#### EXERCISE AIM:
Exact repetition of every entry is required.

#### EXTRACTED DATA:
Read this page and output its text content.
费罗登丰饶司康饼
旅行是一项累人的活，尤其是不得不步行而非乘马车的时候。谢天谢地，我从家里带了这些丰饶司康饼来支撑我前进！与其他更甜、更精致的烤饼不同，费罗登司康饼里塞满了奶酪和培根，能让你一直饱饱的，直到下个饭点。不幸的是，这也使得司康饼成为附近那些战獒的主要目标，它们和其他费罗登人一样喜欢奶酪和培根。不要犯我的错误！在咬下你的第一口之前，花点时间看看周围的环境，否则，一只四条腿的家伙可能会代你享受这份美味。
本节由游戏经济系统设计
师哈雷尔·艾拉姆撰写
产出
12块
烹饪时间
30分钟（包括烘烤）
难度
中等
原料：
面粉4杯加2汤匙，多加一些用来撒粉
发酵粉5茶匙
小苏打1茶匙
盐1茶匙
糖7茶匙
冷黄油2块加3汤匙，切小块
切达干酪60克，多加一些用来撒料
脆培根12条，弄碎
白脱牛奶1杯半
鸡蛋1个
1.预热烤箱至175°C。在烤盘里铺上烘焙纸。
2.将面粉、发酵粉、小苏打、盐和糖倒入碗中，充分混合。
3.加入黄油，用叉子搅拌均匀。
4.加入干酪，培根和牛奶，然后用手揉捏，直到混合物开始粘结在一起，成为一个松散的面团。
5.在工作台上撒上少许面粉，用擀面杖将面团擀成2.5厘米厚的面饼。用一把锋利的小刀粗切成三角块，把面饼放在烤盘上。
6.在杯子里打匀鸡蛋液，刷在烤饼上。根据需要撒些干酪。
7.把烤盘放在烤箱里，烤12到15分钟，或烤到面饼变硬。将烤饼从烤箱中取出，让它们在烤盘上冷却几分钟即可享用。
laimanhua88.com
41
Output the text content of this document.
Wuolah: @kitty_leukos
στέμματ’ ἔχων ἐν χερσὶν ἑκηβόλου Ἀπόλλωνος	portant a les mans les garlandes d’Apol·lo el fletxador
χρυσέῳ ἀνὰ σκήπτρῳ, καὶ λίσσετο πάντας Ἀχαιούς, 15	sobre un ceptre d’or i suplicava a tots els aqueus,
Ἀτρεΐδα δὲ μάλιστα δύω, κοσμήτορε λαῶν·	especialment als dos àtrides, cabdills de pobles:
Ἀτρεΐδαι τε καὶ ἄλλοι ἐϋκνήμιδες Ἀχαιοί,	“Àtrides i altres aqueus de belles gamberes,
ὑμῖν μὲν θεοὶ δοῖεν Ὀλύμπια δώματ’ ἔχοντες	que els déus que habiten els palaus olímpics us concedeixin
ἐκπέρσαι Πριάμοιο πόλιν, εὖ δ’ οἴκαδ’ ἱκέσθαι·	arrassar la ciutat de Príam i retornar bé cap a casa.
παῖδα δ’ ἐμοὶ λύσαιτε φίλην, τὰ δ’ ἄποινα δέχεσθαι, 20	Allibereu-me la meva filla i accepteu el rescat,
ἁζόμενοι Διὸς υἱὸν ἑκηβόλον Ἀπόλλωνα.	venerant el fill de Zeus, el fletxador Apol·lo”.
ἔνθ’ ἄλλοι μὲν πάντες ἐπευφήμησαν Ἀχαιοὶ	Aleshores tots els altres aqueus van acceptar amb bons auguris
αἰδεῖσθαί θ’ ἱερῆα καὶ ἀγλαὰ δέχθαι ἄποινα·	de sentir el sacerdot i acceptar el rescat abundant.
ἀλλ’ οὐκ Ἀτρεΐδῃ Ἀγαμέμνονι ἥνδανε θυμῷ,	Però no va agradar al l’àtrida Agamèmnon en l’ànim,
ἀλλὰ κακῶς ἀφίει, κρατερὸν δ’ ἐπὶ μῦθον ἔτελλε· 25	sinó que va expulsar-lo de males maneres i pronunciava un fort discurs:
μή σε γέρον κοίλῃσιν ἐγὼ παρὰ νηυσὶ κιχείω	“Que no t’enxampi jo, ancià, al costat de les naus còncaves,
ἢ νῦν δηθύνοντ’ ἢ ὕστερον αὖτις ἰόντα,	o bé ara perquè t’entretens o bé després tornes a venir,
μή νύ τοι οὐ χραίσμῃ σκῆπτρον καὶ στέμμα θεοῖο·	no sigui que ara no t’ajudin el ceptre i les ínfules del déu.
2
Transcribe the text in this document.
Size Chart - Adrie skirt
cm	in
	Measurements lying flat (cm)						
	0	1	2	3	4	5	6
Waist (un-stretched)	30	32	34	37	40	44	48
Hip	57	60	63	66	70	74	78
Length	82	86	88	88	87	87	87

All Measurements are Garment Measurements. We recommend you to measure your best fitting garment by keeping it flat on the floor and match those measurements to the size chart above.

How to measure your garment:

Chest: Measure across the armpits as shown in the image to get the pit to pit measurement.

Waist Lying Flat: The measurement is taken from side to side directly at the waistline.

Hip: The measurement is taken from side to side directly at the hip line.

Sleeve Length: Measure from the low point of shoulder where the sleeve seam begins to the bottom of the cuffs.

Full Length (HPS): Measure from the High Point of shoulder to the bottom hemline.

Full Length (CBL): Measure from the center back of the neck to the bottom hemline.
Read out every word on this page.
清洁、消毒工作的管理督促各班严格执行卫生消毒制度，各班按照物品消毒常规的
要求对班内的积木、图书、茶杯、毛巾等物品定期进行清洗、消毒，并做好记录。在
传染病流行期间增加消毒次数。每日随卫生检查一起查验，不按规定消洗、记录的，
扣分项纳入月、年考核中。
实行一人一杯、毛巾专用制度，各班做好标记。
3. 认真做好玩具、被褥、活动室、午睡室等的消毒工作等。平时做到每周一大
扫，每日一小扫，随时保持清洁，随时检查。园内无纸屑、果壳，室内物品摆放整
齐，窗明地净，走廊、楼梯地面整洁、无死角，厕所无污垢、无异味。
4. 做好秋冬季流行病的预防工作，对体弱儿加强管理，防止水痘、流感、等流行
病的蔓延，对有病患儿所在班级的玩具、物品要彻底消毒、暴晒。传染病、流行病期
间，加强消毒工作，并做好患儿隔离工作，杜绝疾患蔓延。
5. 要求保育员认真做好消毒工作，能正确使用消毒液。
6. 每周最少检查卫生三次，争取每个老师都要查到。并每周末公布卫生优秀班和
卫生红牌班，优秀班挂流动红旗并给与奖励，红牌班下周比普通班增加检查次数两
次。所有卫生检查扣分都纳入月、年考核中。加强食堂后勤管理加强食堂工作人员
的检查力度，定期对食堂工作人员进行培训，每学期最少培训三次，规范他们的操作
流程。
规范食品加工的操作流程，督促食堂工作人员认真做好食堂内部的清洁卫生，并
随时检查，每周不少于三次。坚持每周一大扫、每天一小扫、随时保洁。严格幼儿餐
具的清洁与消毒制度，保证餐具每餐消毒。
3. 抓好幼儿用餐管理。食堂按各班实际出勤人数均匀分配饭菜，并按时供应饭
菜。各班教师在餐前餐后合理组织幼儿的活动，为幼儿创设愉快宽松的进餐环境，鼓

#### WRITTEN SOLUTION:
Read this page and output its text content.
费罗登丰饶司康饼
旅行是一项累人的活，尤其是不得不步行而非乘马车的时候。谢天谢地，我从家里带了这些丰饶司康饼来支撑我前进！与其他更甜、更精致的烤饼不同，费罗登司康饼里塞满了奶酪和培根，能让你一直饱饱的，直到下个饭点。不幸的是，这也使得司康饼成为附近那些战獒的主要目标，它们和其他费罗登人一样喜欢奶酪和培根。不要犯我的错误！在咬下你的第一口之前，花点时间看看周围的环境，否则，一只四条腿的家伙可能会代你享受这份美味。
本节由游戏经济系统设计
师哈雷尔·艾拉姆撰写
产出
12块
烹饪时间
30分钟（包括烘烤）
难度
中等
原料：
面粉4杯加2汤匙，多加一些用来撒粉
发酵粉5茶匙
小苏打1茶匙
盐1茶匙
糖7茶匙
冷黄油2块加3汤匙，切小块
切达干酪60克，多加一些用来撒料
脆培根12条，弄碎
白脱牛奶1杯半
鸡蛋1个
1.预热烤箱至175°C。在烤盘里铺上烘焙纸。
2.将面粉、发酵粉、小苏打、盐和糖倒入碗中，充分混合。
3.加入黄油，用叉子搅拌均匀。
4.加入干酪，培根和牛奶，然后用手揉捏，直到混合物开始粘结在一起，成为一个松散的面团。
5.在工作台上撒上少许面粉，用擀面杖将面团擀成2.5厘米厚的面饼。用一把锋利的小刀粗切成三角块，把面饼放在烤盘上。
6.在杯子里打匀鸡蛋液，刷在烤饼上。根据需要撒些干酪。
7.把烤盘放在烤箱里，烤12到15分钟，或烤到面饼变硬。将烤饼从烤箱中取出，让它们在烤盘上冷却几分钟即可享用。
laimanhua88.com
41
Output the text content of this document.
Wuolah: @kitty_leukos
στέμματ’ ἔχων ἐν χερσὶν ἑκηβόλου Ἀπόλλωνος	portant a les mans les garlandes d’Apol·lo el fletxador
χρυσέῳ ἀνὰ σκήπτρῳ, καὶ λίσσετο πάντας Ἀχαιούς, 15	sobre un ceptre d’or i suplicava a tots els aqueus,
Ἀτρεΐδα δὲ μάλιστα δύω, κοσμήτορε λαῶν·	especialment als dos àtrides, cabdills de pobles:
Ἀτρεΐδαι τε καὶ ἄλλοι ἐϋκνήμιδες Ἀχαιοί,	“Àtrides i altres aqueus de belles gamberes,
ὑμῖν μὲν θεοὶ δοῖεν Ὀλύμπια δώματ’ ἔχοντες	que els déus que habiten els palaus olímpics us concedeixin
ἐκπέρσαι Πριάμοιο πόλιν, εὖ δ’ οἴκαδ’ ἱκέσθαι·	arrassar la ciutat de Príam i retornar bé cap a casa.
παῖδα δ’ ἐμοὶ λύσαιτε φίλην, τὰ δ’ ἄποινα δέχεσθαι, 20	Allibereu-me la meva filla i accepteu el rescat,
ἁζόμενοι Διὸς υἱὸν ἑκηβόλον Ἀπόλλωνα.	venerant el fill de Zeus, el fletxador Apol·lo”.
ἔνθ’ ἄλλοι μὲν πάντες ἐπευφήμησαν Ἀχαιοὶ	Aleshores tots els altres aqueus van acceptar amb bons auguris
αἰδεῖσθαί θ’ ἱερῆα καὶ ἀγλαὰ δέχθαι ἄποινα·	de sentir el sacerdot i acceptar el rescat abundant.
ἀλλ’ οὐκ Ἀτρεΐδῃ Ἀγαμέμνονι ἥνδανε θυμῷ,	Però no va agradar al l’àtrida Agamèmnon en l’ànim,
ἀλλὰ κακῶς ἀφίει, κρατερὸν δ’ ἐπὶ μῦθον ἔτελλε· 25	sinó que va expulsar-lo de males maneres i pronunciava un fort discurs:
μή σε γέρον κοίλῃσιν ἐγὼ παρὰ νηυσὶ κιχείω	“Que no t’enxampi jo, ancià, al costat de les naus còncaves,
ἢ νῦν δηθύνοντ’ ἢ ὕστερον αὖτις ἰόντα,	o bé ara perquè t’entretens o bé després tornes a venir,
μή νύ τοι οὐ χραίσμῃ σκῆπτρον καὶ στέμμα θεοῖο·	no sigui que ara no t’ajudin el ceptre i les ínfules del déu.
2
Transcribe the text in this document.
Size Chart - Adrie skirt
cm	in
	Measurements lying flat (cm)						
	0	1	2	3	4	5	6
Waist (un-stretched)	30	32	34	37	40	44	48
Hip	57	60	63	66	70	74	78
Length	82	86	88	88	87	87	87

All Measurements are Garment Measurements. We recommend you to measure your best fitting garment by keeping it flat on the floor and match those measurements to the size chart above.

How to measure your garment:

Chest: Measure across the armpits as shown in the image to get the pit to pit measurement.

Waist Lying Flat: The measurement is taken from side to side directly at the waistline.

Hip: The measurement is taken from side to side directly at the hip line.

Sleeve Length: Measure from the low point of shoulder where the sleeve seam begins to the bottom of the cuffs.

Full Length (HPS): Measure from the High Point of shoulder to the bottom hemline.

Full Length (CBL): Measure from the center back of the neck to the bottom hemline.
Read out every word on this page.
清洁、消毒工作的管理督促各班严格执行卫生消毒制度，各班按照物品消毒常规的
要求对班内的积木、图书、茶杯、毛巾等物品定期进行清洗、消毒，并做好记录。在
传染病流行期间增加消毒次数。每日随卫生检查一起查验，不按规定消洗、记录的，
扣分项纳入月、年考核中。
实行一人一杯、毛巾专用制度，各班做好标记。
3. 认真做好玩具、被褥、活动室、午睡室等的消毒工作等。平时做到每周一大
扫，每日一小扫，随时保持清洁，随时检查。园内无纸屑、果壳，室内物品摆放整
齐，窗明地净，走廊、楼梯地面整洁、无死角，厕所无污垢、无异味。
4. 做好秋冬季流行病的预防工作，对体弱儿加强管理，防止水痘、流感、等流行
病的蔓延，对有病患儿所在班级的玩具、物品要彻底消毒、暴晒。传染病、流行病期
间，加强消毒工作，并做好患儿隔离工作，杜绝疾患蔓延。
5. 要求保育员认真做好消毒工作，能正确使用消毒液。
6. 每周最少检查卫生三次，争取每个老师都要查到。并每周末公布卫生优秀班和
卫生红牌班，优秀班挂流动红旗并给与奖励，红牌班下周比普通班增加检查次数两
次。所有卫生检查扣分都纳入月、年考核中。加强食堂后勤管理加强食堂工作人员
的检查力度，定期对食堂工作人员进行培训，每学期最少培训三次，规范他们的操作
流程。
规范食品加工的操作流程，督促食堂工作人员认真做好食堂内部的清洁卫生，并
随时检查，每周不少于三次。坚持每周一大扫、每天一小扫、随时保洁。严格幼儿餐
具的清洁与消毒制度，保证餐具每餐消毒。
3. 抓好幼儿用餐管理。食堂按各班实际出勤人数均匀分配饭菜，并按时供应饭
菜。各班教师在餐前餐后合理组织幼儿的活动，为幼儿创设愉快宽松的进餐环境，鼓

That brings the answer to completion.